Reproduce the lines from the one holding "x-tick-label: 6180 <box>378 440 411 455</box>" through the one holding "histogram-bar <box>189 415 198 433</box>", inclusive, substituting "hist-bar" for every "histogram-bar" and leaving all else unchanged. Return only those lines.

START

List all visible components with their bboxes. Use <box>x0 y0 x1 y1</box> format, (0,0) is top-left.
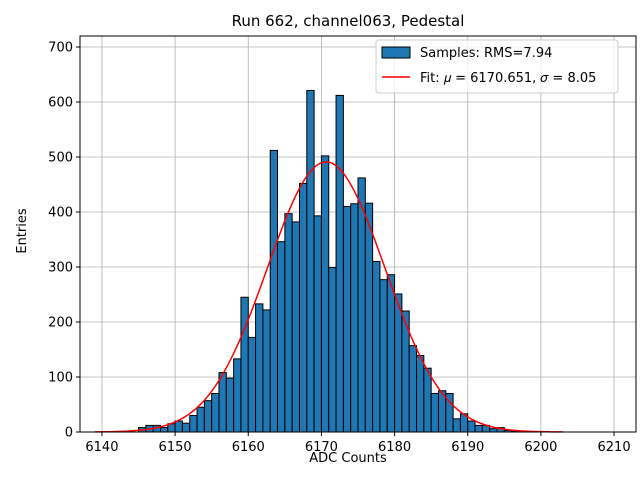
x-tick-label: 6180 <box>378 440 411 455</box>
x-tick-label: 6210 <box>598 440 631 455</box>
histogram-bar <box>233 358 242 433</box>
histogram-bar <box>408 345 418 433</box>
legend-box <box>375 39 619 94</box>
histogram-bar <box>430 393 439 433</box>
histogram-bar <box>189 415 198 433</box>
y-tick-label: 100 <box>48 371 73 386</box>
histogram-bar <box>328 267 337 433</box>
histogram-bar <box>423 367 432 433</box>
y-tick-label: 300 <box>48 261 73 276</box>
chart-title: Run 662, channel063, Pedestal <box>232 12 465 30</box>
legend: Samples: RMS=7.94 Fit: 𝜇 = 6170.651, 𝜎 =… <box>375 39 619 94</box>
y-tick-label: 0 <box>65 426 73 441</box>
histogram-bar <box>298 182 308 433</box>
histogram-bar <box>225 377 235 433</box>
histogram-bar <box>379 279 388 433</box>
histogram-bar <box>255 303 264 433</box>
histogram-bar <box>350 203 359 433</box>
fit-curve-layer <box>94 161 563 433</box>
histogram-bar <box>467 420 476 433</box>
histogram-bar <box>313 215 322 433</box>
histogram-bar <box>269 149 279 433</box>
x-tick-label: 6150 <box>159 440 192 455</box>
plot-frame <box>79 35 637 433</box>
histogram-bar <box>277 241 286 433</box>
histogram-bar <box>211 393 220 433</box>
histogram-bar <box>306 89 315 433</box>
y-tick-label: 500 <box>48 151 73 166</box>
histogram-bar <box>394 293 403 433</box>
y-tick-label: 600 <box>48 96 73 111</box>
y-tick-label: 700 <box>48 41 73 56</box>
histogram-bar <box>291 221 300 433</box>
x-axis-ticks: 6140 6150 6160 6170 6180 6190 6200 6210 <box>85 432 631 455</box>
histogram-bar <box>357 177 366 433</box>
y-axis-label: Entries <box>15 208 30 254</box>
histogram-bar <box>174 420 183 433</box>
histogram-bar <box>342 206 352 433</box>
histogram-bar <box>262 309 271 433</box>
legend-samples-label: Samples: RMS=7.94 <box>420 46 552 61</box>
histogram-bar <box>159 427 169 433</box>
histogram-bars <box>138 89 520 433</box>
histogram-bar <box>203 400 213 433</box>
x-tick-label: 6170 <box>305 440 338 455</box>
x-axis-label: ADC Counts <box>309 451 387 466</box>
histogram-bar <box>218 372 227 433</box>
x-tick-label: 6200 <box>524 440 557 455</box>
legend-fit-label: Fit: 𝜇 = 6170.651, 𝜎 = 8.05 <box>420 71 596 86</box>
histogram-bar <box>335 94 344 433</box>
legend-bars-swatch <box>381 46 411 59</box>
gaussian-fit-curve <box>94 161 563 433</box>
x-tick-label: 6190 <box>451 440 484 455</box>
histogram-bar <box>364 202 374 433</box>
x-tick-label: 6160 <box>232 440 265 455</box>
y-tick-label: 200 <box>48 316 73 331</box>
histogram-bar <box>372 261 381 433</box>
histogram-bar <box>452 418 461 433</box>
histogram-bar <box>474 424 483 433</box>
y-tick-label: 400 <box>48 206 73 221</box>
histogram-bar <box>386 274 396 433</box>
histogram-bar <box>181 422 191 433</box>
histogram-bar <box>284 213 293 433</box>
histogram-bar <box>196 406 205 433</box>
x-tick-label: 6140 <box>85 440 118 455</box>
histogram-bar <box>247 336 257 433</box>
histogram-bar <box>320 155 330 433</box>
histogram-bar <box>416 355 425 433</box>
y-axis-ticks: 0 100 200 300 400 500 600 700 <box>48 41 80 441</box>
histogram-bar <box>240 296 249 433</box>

END

§ **Written solution**:
x-tick-label: 6180 <box>378 440 411 455</box>
x-tick-label: 6210 <box>598 440 631 455</box>
hist-bar <box>233 358 242 433</box>
hist-bar <box>408 345 418 433</box>
legend-box <box>375 39 619 94</box>
hist-bar <box>430 393 439 433</box>
hist-bar <box>189 415 198 433</box>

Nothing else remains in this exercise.